*Materials provided*
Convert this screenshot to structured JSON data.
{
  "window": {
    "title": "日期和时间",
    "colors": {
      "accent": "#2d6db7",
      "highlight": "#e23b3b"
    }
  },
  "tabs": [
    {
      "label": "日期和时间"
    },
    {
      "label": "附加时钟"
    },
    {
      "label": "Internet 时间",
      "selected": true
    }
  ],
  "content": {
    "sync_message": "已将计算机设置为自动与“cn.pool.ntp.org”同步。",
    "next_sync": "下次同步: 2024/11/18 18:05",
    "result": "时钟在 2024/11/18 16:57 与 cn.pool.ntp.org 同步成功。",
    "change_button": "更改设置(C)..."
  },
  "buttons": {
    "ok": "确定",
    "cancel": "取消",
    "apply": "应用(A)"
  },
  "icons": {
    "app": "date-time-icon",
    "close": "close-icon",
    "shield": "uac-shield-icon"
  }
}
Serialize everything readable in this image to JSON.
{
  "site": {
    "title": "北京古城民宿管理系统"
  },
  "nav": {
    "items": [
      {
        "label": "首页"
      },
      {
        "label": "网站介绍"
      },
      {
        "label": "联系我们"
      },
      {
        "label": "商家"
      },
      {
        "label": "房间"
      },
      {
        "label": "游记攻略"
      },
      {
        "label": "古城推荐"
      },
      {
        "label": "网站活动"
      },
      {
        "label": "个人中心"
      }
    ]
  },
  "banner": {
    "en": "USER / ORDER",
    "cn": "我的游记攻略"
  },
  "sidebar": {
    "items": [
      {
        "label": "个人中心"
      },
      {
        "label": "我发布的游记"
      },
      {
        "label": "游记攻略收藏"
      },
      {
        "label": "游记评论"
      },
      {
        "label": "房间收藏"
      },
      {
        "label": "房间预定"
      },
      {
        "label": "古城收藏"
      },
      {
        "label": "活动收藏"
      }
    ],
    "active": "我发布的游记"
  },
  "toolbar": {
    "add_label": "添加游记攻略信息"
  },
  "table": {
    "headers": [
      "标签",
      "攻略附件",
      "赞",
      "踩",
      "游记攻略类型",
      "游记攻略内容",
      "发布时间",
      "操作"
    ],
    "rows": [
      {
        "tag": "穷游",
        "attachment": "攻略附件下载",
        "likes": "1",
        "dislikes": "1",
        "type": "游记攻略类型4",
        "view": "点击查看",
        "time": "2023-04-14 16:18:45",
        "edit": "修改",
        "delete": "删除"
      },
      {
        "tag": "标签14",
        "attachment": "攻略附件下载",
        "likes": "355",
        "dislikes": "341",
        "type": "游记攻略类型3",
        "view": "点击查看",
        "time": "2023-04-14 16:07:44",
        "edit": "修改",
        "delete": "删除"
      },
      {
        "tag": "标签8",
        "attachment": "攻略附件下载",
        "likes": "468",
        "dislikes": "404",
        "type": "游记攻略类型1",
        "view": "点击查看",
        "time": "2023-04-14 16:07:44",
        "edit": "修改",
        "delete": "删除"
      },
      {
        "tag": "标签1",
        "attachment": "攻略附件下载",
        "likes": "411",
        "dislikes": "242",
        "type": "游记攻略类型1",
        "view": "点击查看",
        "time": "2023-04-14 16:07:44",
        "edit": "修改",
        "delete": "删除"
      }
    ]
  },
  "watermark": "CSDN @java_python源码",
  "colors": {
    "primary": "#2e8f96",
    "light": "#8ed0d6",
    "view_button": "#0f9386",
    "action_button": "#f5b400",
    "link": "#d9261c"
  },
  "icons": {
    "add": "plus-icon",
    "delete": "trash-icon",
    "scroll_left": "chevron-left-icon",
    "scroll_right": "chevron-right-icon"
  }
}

*Set task*
Transcribe every line of the data, exactly as it stands.

*Response below*
Convert this screenshot to structured JSON data.
{
  "window": {
    "title": "日期和时间",
    "colors": {
      "accent": "#2d6db7",
      "highlight": "#e23b3b"
    }
  },
  "tabs": [
    {
      "label": "日期和时间"
    },
    {
      "label": "附加时钟"
    },
    {
      "label": "Internet 时间",
      "selected": true
    }
  ],
  "content": {
    "sync_message": "已将计算机设置为自动与“cn.pool.ntp.org”同步。",
    "next_sync": "下次同步: 2024/11/18 18:05",
    "result": "时钟在 2024/11/18 16:57 与 cn.pool.ntp.org 同步成功。",
    "change_button": "更改设置(C)..."
  },
  "buttons": {
    "ok": "确定",
    "cancel": "取消",
    "apply": "应用(A)"
  },
  "icons": {
    "app": "date-time-icon",
    "close": "close-icon",
    "shield": "uac-shield-icon"
  }
}
Serialize everything readable in this image to JSON.
{
  "site": {
    "title": "北京古城民宿管理系统"
  },
  "nav": {
    "items": [
      {
        "label": "首页"
      },
      {
        "label": "网站介绍"
      },
      {
        "label": "联系我们"
      },
      {
        "label": "商家"
      },
      {
        "label": "房间"
      },
      {
        "label": "游记攻略"
      },
      {
        "label": "古城推荐"
      },
      {
        "label": "网站活动"
      },
      {
        "label": "个人中心"
      }
    ]
  },
  "banner": {
    "en": "USER / ORDER",
    "cn": "我的游记攻略"
  },
  "sidebar": {
    "items": [
      {
        "label": "个人中心"
      },
      {
        "label": "我发布的游记"
      },
      {
        "label": "游记攻略收藏"
      },
      {
        "label": "游记评论"
      },
      {
        "label": "房间收藏"
      },
      {
        "label": "房间预定"
      },
      {
        "label": "古城收藏"
      },
      {
        "label": "活动收藏"
      }
    ],
    "active": "我发布的游记"
  },
  "toolbar": {
    "add_label": "添加游记攻略信息"
  },
  "table": {
    "headers": [
      "标签",
      "攻略附件",
      "赞",
      "踩",
      "游记攻略类型",
      "游记攻略内容",
      "发布时间",
      "操作"
    ],
    "rows": [
      {
        "tag": "穷游",
        "attachment": "攻略附件下载",
        "likes": "1",
        "dislikes": "1",
        "type": "游记攻略类型4",
        "view": "点击查看",
        "time": "2023-04-14 16:18:45",
        "edit": "修改",
        "delete": "删除"
      },
      {
        "tag": "标签14",
        "attachment": "攻略附件下载",
        "likes": "355",
        "dislikes": "341",
        "type": "游记攻略类型3",
        "view": "点击查看",
        "time": "2023-04-14 16:07:44",
        "edit": "修改",
        "delete": "删除"
      },
      {
        "tag": "标签8",
        "attachment": "攻略附件下载",
        "likes": "468",
        "dislikes": "404",
        "type": "游记攻略类型1",
        "view": "点击查看",
        "time": "2023-04-14 16:07:44",
        "edit": "修改",
        "delete": "删除"
      },
      {
        "tag": "标签1",
        "attachment": "攻略附件下载",
        "likes": "411",
        "dislikes": "242",
        "type": "游记攻略类型1",
        "view": "点击查看",
        "time": "2023-04-14 16:07:44",
        "edit": "修改",
        "delete": "删除"
      }
    ]
  },
  "watermark": "CSDN @java_python源码",
  "colors": {
    "primary": "#2e8f96",
    "light": "#8ed0d6",
    "view_button": "#0f9386",
    "action_button": "#f5b400",
    "link": "#d9261c"
  },
  "icons": {
    "add": "plus-icon",
    "delete": "trash-icon",
    "scroll_left": "chevron-left-icon",
    "scroll_right": "chevron-right-icon"
  }
}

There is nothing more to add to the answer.